# WHAT TO PRODUCE
The records below hold pictures; please leave those out and retype the rest exactly.

Data records:
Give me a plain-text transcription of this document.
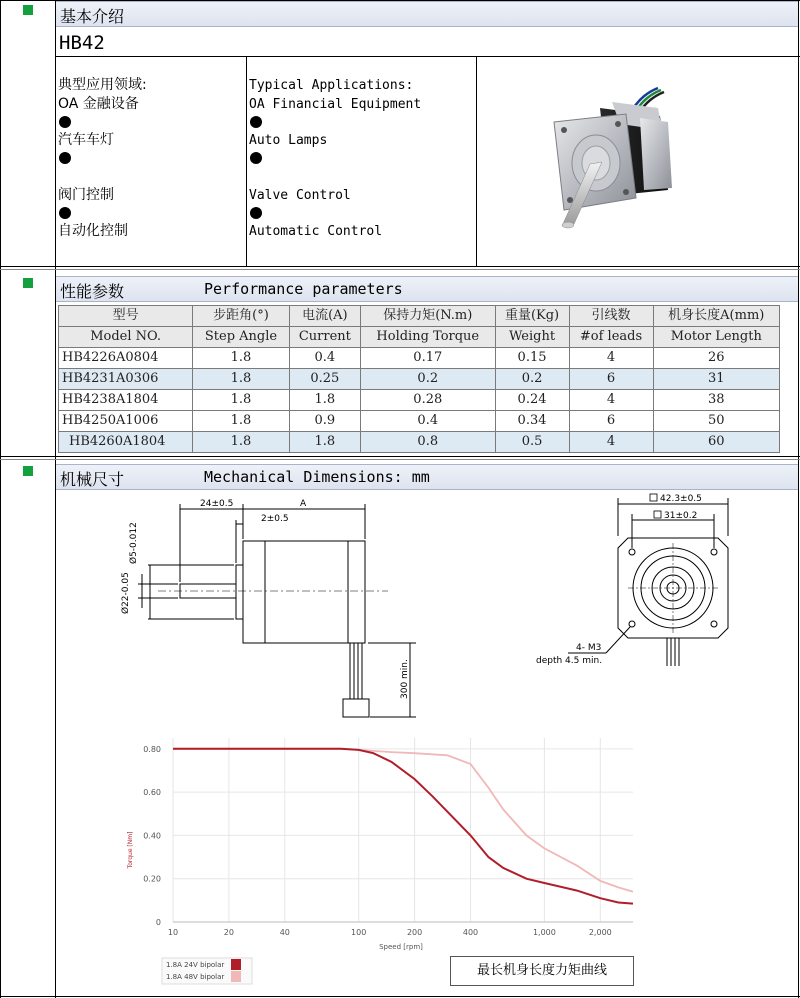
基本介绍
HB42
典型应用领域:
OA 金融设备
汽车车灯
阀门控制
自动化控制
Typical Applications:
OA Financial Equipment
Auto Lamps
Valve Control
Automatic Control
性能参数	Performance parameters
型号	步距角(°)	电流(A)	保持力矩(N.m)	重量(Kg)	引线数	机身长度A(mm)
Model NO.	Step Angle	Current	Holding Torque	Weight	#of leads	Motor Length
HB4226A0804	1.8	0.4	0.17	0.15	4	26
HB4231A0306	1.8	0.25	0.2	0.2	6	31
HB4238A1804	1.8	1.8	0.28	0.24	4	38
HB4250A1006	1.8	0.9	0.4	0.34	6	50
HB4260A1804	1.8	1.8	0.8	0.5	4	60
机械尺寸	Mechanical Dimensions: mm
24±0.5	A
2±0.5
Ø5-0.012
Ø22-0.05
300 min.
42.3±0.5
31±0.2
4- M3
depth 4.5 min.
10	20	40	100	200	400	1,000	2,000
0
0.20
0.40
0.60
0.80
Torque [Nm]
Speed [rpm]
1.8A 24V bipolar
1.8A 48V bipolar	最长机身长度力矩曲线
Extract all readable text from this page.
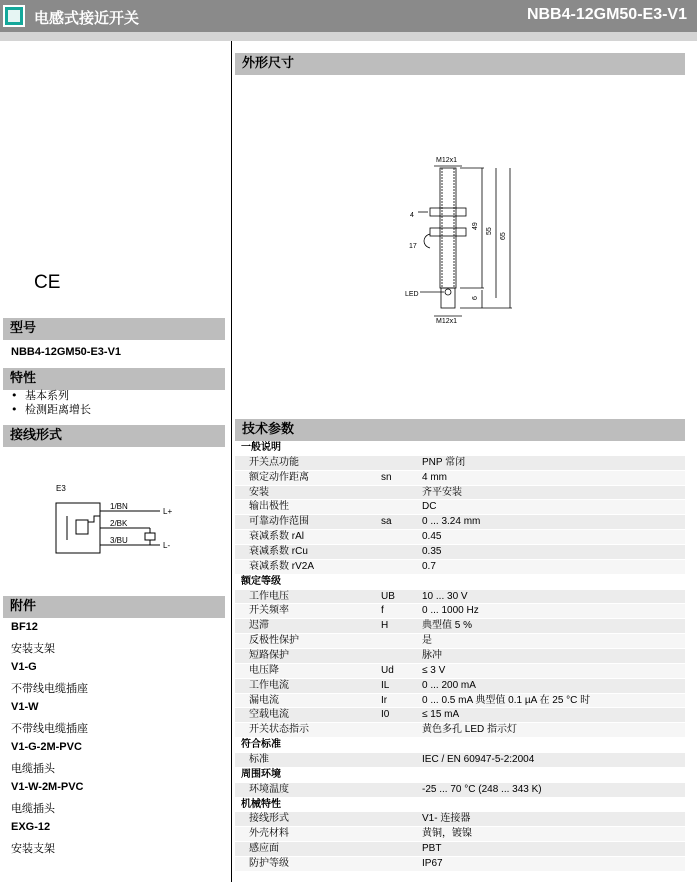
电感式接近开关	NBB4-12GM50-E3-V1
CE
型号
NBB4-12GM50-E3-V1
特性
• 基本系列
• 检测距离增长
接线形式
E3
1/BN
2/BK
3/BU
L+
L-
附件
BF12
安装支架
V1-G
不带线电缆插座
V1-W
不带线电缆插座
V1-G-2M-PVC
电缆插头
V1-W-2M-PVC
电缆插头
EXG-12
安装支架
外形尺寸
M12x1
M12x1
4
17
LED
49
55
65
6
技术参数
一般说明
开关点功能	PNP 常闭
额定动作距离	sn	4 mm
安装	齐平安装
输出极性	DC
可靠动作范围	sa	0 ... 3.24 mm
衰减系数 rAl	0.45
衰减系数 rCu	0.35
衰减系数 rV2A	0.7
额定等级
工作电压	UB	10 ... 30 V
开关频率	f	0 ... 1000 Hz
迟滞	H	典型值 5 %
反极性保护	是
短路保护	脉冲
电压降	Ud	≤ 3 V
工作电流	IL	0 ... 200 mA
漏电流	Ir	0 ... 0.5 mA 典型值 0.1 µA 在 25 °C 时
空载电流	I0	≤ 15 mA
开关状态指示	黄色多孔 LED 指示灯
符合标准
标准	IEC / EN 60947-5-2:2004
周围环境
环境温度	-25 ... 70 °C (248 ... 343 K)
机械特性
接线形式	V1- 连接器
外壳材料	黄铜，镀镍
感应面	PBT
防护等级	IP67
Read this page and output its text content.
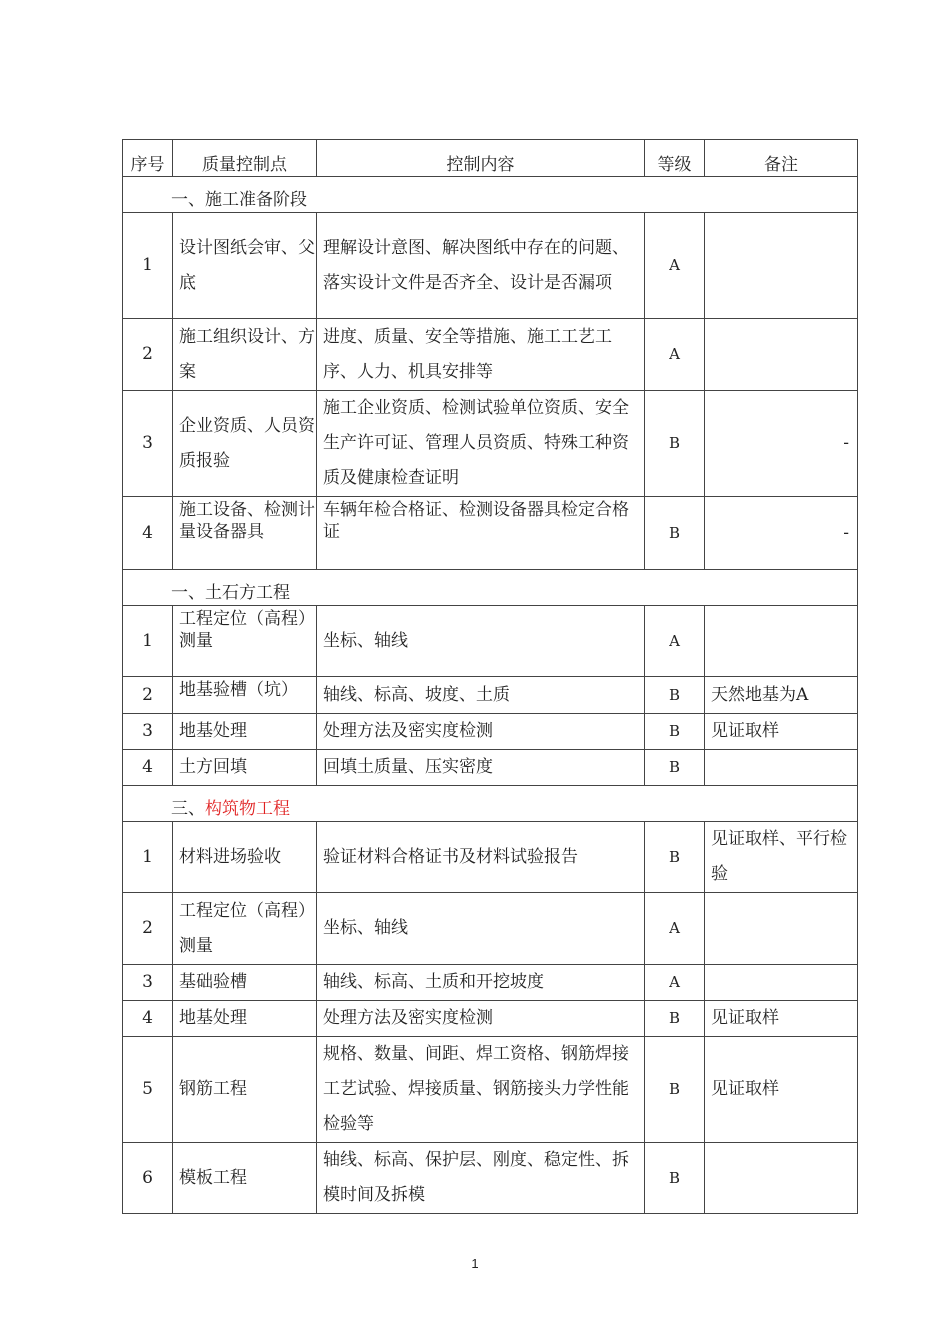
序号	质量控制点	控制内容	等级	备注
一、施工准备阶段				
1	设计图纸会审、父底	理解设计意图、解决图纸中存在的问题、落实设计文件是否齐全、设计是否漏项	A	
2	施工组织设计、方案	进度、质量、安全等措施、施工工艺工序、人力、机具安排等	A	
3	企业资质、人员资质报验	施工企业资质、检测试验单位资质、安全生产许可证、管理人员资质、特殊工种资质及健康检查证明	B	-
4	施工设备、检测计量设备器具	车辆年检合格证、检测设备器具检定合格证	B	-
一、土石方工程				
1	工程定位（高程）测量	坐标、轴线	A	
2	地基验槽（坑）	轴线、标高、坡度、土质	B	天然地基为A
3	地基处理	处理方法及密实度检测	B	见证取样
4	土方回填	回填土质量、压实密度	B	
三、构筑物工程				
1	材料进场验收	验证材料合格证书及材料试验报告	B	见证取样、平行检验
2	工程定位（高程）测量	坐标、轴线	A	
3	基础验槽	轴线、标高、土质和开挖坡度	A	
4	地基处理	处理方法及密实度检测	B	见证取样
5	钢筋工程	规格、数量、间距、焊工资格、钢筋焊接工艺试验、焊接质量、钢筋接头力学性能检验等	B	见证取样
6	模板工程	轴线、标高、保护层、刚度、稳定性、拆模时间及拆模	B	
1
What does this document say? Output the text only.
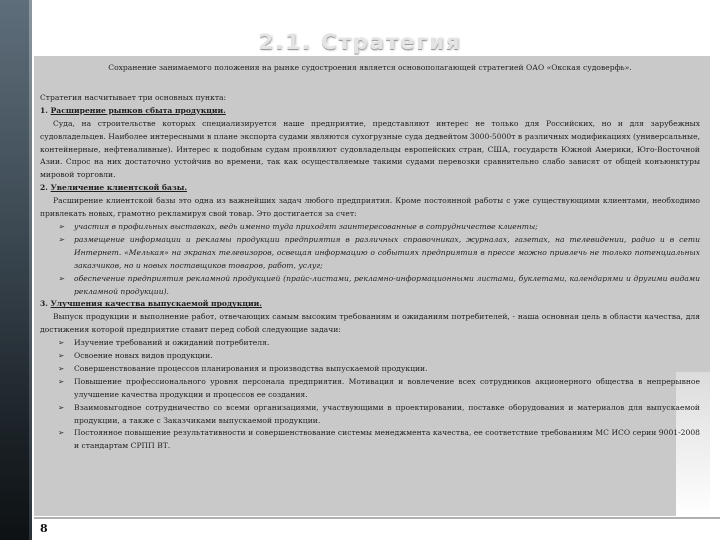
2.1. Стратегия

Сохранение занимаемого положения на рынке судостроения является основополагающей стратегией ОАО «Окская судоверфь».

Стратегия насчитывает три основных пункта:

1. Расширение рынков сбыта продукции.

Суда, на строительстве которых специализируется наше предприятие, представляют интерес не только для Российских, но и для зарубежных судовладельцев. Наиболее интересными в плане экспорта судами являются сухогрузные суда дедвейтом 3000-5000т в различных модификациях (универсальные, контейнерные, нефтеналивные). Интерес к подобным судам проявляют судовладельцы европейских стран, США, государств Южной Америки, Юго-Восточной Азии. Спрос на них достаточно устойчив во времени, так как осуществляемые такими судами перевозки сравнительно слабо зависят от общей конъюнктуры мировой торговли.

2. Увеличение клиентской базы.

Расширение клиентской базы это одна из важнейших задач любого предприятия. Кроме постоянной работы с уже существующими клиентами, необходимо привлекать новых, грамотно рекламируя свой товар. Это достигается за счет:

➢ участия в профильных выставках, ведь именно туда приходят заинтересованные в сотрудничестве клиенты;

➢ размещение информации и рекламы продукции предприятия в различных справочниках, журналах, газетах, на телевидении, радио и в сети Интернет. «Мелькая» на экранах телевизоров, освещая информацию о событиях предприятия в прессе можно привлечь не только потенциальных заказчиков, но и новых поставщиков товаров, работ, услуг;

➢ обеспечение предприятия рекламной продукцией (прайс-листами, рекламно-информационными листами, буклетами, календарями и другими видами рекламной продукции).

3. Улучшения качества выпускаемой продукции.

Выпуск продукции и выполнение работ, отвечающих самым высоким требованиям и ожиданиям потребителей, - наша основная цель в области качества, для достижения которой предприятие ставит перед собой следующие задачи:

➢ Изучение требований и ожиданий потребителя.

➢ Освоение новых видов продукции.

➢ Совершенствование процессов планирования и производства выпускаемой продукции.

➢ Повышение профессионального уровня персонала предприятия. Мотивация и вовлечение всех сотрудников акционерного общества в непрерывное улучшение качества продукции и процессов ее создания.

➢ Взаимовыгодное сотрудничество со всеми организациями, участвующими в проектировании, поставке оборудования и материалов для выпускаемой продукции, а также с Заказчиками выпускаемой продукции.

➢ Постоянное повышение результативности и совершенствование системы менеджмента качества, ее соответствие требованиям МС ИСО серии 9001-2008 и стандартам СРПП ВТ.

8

# RESULT FOR THIS TASK
Give me a plain-text transcription of this document.
基本介绍
HB42
典型应用领域:
OA 金融设备
汽车车灯
阀门控制
自动化控制
Typical Applications:
OA Financial Equipment
Auto Lamps
Valve Control
Automatic Control
性能参数	Performance parameters
型号	步距角(°)	电流(A)	保持力矩(N.m)	重量(Kg)	引线数	机身长度A(mm)
Model NO.	Step Angle	Current	Holding Torque	Weight	#of leads	Motor Length
HB4226A0804	1.8	0.4	0.17	0.15	4	26
HB4231A0306	1.8	0.25	0.2	0.2	6	31
HB4238A1804	1.8	1.8	0.28	0.24	4	38
HB4250A1006	1.8	0.9	0.4	0.34	6	50
HB4260A1804	1.8	1.8	0.8	0.5	4	60
机械尺寸	Mechanical Dimensions: mm
24±0.5	A
2±0.5
Ø5-0.012
Ø22-0.05
300 min.
42.3±0.5
31±0.2
4- M3
depth 4.5 min.
10	20	40	100	200	400	1,000	2,000
0
0.20
0.40
0.60
0.80
Torque [Nm]
Speed [rpm]
1.8A 24V bipolar
1.8A 48V bipolar	最长机身长度力矩曲线
Extract all readable text from this page.
电感式接近开关	NBB4-12GM50-E3-V1
CE
型号
NBB4-12GM50-E3-V1
特性
• 基本系列
• 检测距离增长
接线形式
E3
1/BN
2/BK
3/BU
L+
L-
附件
BF12
安装支架
V1-G
不带线电缆插座
V1-W
不带线电缆插座
V1-G-2M-PVC
电缆插头
V1-W-2M-PVC
电缆插头
EXG-12
安装支架
外形尺寸
M12x1
M12x1
4
17
LED
49
55
65
6
技术参数
一般说明
开关点功能	PNP 常闭
额定动作距离	sn	4 mm
安装	齐平安装
输出极性	DC
可靠动作范围	sa	0 ... 3.24 mm
衰减系数 rAl	0.45
衰减系数 rCu	0.35
衰减系数 rV2A	0.7
额定等级
工作电压	UB	10 ... 30 V
开关频率	f	0 ... 1000 Hz
迟滞	H	典型值 5 %
反极性保护	是
短路保护	脉冲
电压降	Ud	≤ 3 V
工作电流	IL	0 ... 200 mA
漏电流	Ir	0 ... 0.5 mA 典型值 0.1 µA 在 25 °C 时
空载电流	I0	≤ 15 mA
开关状态指示	黄色多孔 LED 指示灯
符合标准
标准	IEC / EN 60947-5-2:2004
周围环境
环境温度	-25 ... 70 °C (248 ... 343 K)
机械特性
接线形式	V1- 连接器
外壳材料	黄铜，镀镍
感应面	PBT
防护等级	IP67
Read this page and output its text content.
序号	质量控制点	控制内容	等级	备注
一、施工准备阶段				
1	设计图纸会审、父底	理解设计意图、解决图纸中存在的问题、落实设计文件是否齐全、设计是否漏项	A	
2	施工组织设计、方案	进度、质量、安全等措施、施工工艺工序、人力、机具安排等	A	
3	企业资质、人员资质报验	施工企业资质、检测试验单位资质、安全生产许可证、管理人员资质、特殊工种资质及健康检查证明	B	-
4	施工设备、检测计量设备器具	车辆年检合格证、检测设备器具检定合格证	B	-
一、土石方工程				
1	工程定位（高程）测量	坐标、轴线	A	
2	地基验槽（坑）	轴线、标高、坡度、土质	B	天然地基为A
3	地基处理	处理方法及密实度检测	B	见证取样
4	土方回填	回填土质量、压实密度	B	
三、构筑物工程				
1	材料进场验收	验证材料合格证书及材料试验报告	B	见证取样、平行检验
2	工程定位（高程）测量	坐标、轴线	A	
3	基础验槽	轴线、标高、土质和开挖坡度	A	
4	地基处理	处理方法及密实度检测	B	见证取样
5	钢筋工程	规格、数量、间距、焊工资格、钢筋焊接工艺试验、焊接质量、钢筋接头力学性能检验等	B	见证取样
6	模板工程	轴线、标高、保护层、刚度、稳定性、拆模时间及拆模	B	
1
What does this document say? Output the text only.
2.1. Стратегия

Сохранение занимаемого положения на рынке судостроения является основополагающей стратегией ОАО «Окская судоверфь».

Стратегия насчитывает три основных пункта:

1. Расширение рынков сбыта продукции.

Суда, на строительстве которых специализируется наше предприятие, представляют интерес не только для Российских, но и для зарубежных судовладельцев. Наиболее интересными в плане экспорта судами являются сухогрузные суда дедвейтом 3000-5000т в различных модификациях (универсальные, контейнерные, нефтеналивные). Интерес к подобным судам проявляют судовладельцы европейских стран, США, государств Южной Америки, Юго-Восточной Азии. Спрос на них достаточно устойчив во времени, так как осуществляемые такими судами перевозки сравнительно слабо зависят от общей конъюнктуры мировой торговли.

2. Увеличение клиентской базы.

Расширение клиентской базы это одна из важнейших задач любого предприятия. Кроме постоянной работы с уже существующими клиентами, необходимо привлекать новых, грамотно рекламируя свой товар. Это достигается за счет:

➢ участия в профильных выставках, ведь именно туда приходят заинтересованные в сотрудничестве клиенты;

➢ размещение информации и рекламы продукции предприятия в различных справочниках, журналах, газетах, на телевидении, радио и в сети Интернет. «Мелькая» на экранах телевизоров, освещая информацию о событиях предприятия в прессе можно привлечь не только потенциальных заказчиков, но и новых поставщиков товаров, работ, услуг;

➢ обеспечение предприятия рекламной продукцией (прайс-листами, рекламно-информационными листами, буклетами, календарями и другими видами рекламной продукции).

3. Улучшения качества выпускаемой продукции.

Выпуск продукции и выполнение работ, отвечающих самым высоким требованиям и ожиданиям потребителей, - наша основная цель в области качества, для достижения которой предприятие ставит перед собой следующие задачи:

➢ Изучение требований и ожиданий потребителя.

➢ Освоение новых видов продукции.

➢ Совершенствование процессов планирования и производства выпускаемой продукции.

➢ Повышение профессионального уровня персонала предприятия. Мотивация и вовлечение всех сотрудников акционерного общества в непрерывное улучшение качества продукции и процессов ее создания.

➢ Взаимовыгодное сотрудничество со всеми организациями, участвующими в проектировании, поставке оборудования и материалов для выпускаемой продукции, а также с Заказчиками выпускаемой продукции.

➢ Постоянное повышение результативности и совершенствование системы менеджмента качества, ее соответствие требованиям МС ИСО серии 9001-2008 и стандартам СРПП ВТ.

8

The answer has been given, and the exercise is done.